◆ Given request ◆
Extract the listing in its entirety, keeping each line identical to the original.
## START Material for this exercise
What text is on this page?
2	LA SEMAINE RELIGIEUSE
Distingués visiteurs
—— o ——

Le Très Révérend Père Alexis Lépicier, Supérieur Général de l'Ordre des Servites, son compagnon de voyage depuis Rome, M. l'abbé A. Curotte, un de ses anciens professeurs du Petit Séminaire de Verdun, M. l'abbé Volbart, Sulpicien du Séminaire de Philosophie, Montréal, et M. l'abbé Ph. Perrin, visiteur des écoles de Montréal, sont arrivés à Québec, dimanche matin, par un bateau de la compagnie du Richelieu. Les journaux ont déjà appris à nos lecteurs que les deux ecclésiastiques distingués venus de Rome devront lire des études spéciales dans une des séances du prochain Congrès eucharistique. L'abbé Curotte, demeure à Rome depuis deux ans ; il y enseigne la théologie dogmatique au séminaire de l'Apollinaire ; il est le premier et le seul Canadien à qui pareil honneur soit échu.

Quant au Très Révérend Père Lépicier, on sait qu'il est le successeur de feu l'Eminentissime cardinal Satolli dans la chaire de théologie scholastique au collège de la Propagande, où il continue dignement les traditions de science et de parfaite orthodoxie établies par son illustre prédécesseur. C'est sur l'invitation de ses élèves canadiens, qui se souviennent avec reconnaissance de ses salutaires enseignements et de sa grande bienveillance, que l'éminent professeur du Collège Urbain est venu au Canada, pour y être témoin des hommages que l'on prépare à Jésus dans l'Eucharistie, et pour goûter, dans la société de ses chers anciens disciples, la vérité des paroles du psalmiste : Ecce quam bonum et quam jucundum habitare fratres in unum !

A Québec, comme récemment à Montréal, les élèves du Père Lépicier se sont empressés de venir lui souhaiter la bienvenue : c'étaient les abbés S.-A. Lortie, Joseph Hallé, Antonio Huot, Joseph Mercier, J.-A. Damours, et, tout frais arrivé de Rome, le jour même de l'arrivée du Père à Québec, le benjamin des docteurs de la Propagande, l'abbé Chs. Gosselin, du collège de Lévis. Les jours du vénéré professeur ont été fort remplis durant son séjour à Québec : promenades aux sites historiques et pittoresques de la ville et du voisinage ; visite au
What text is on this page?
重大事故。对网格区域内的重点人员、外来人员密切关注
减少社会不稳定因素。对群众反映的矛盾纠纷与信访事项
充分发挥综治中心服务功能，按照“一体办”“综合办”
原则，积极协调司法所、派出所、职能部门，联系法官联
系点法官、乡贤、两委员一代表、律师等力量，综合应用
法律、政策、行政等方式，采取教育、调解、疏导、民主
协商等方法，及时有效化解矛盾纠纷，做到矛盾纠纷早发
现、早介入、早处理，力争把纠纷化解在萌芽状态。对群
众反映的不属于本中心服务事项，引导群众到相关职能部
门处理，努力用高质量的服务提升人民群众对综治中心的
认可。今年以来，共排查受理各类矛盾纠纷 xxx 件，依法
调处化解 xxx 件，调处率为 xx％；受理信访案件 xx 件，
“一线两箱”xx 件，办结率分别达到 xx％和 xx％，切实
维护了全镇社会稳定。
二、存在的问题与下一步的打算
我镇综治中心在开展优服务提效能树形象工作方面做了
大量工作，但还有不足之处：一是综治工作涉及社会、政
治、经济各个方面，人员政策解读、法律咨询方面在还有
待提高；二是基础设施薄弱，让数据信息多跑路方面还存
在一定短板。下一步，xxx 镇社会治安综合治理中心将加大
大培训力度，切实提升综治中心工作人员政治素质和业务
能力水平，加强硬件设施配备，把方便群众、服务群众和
## END Material for this exercise
◆ Answer to this task ◆
What text is on this page?
2	LA SEMAINE RELIGIEUSE
Distingués visiteurs
—— o ——

Le Très Révérend Père Alexis Lépicier, Supérieur Général de l'Ordre des Servites, son compagnon de voyage depuis Rome, M. l'abbé A. Curotte, un de ses anciens professeurs du Petit Séminaire de Verdun, M. l'abbé Volbart, Sulpicien du Séminaire de Philosophie, Montréal, et M. l'abbé Ph. Perrin, visiteur des écoles de Montréal, sont arrivés à Québec, dimanche matin, par un bateau de la compagnie du Richelieu. Les journaux ont déjà appris à nos lecteurs que les deux ecclésiastiques distingués venus de Rome devront lire des études spéciales dans une des séances du prochain Congrès eucharistique. L'abbé Curotte, demeure à Rome depuis deux ans ; il y enseigne la théologie dogmatique au séminaire de l'Apollinaire ; il est le premier et le seul Canadien à qui pareil honneur soit échu.

Quant au Très Révérend Père Lépicier, on sait qu'il est le successeur de feu l'Eminentissime cardinal Satolli dans la chaire de théologie scholastique au collège de la Propagande, où il continue dignement les traditions de science et de parfaite orthodoxie établies par son illustre prédécesseur. C'est sur l'invitation de ses élèves canadiens, qui se souviennent avec reconnaissance de ses salutaires enseignements et de sa grande bienveillance, que l'éminent professeur du Collège Urbain est venu au Canada, pour y être témoin des hommages que l'on prépare à Jésus dans l'Eucharistie, et pour goûter, dans la société de ses chers anciens disciples, la vérité des paroles du psalmiste : Ecce quam bonum et quam jucundum habitare fratres in unum !

A Québec, comme récemment à Montréal, les élèves du Père Lépicier se sont empressés de venir lui souhaiter la bienvenue : c'étaient les abbés S.-A. Lortie, Joseph Hallé, Antonio Huot, Joseph Mercier, J.-A. Damours, et, tout frais arrivé de Rome, le jour même de l'arrivée du Père à Québec, le benjamin des docteurs de la Propagande, l'abbé Chs. Gosselin, du collège de Lévis. Les jours du vénéré professeur ont été fort remplis durant son séjour à Québec : promenades aux sites historiques et pittoresques de la ville et du voisinage ; visite au
What text is on this page?
重大事故。对网格区域内的重点人员、外来人员密切关注
减少社会不稳定因素。对群众反映的矛盾纠纷与信访事项
充分发挥综治中心服务功能，按照“一体办”“综合办”
原则，积极协调司法所、派出所、职能部门，联系法官联
系点法官、乡贤、两委员一代表、律师等力量，综合应用
法律、政策、行政等方式，采取教育、调解、疏导、民主
协商等方法，及时有效化解矛盾纠纷，做到矛盾纠纷早发
现、早介入、早处理，力争把纠纷化解在萌芽状态。对群
众反映的不属于本中心服务事项，引导群众到相关职能部
门处理，努力用高质量的服务提升人民群众对综治中心的
认可。今年以来，共排查受理各类矛盾纠纷 xxx 件，依法
调处化解 xxx 件，调处率为 xx％；受理信访案件 xx 件，
“一线两箱”xx 件，办结率分别达到 xx％和 xx％，切实
维护了全镇社会稳定。
二、存在的问题与下一步的打算
我镇综治中心在开展优服务提效能树形象工作方面做了
大量工作，但还有不足之处：一是综治工作涉及社会、政
治、经济各个方面，人员政策解读、法律咨询方面在还有
待提高；二是基础设施薄弱，让数据信息多跑路方面还存
在一定短板。下一步，xxx 镇社会治安综合治理中心将加大
大培训力度，切实提升综治中心工作人员政治素质和业务
能力水平，加强硬件设施配备，把方便群众、服务群众和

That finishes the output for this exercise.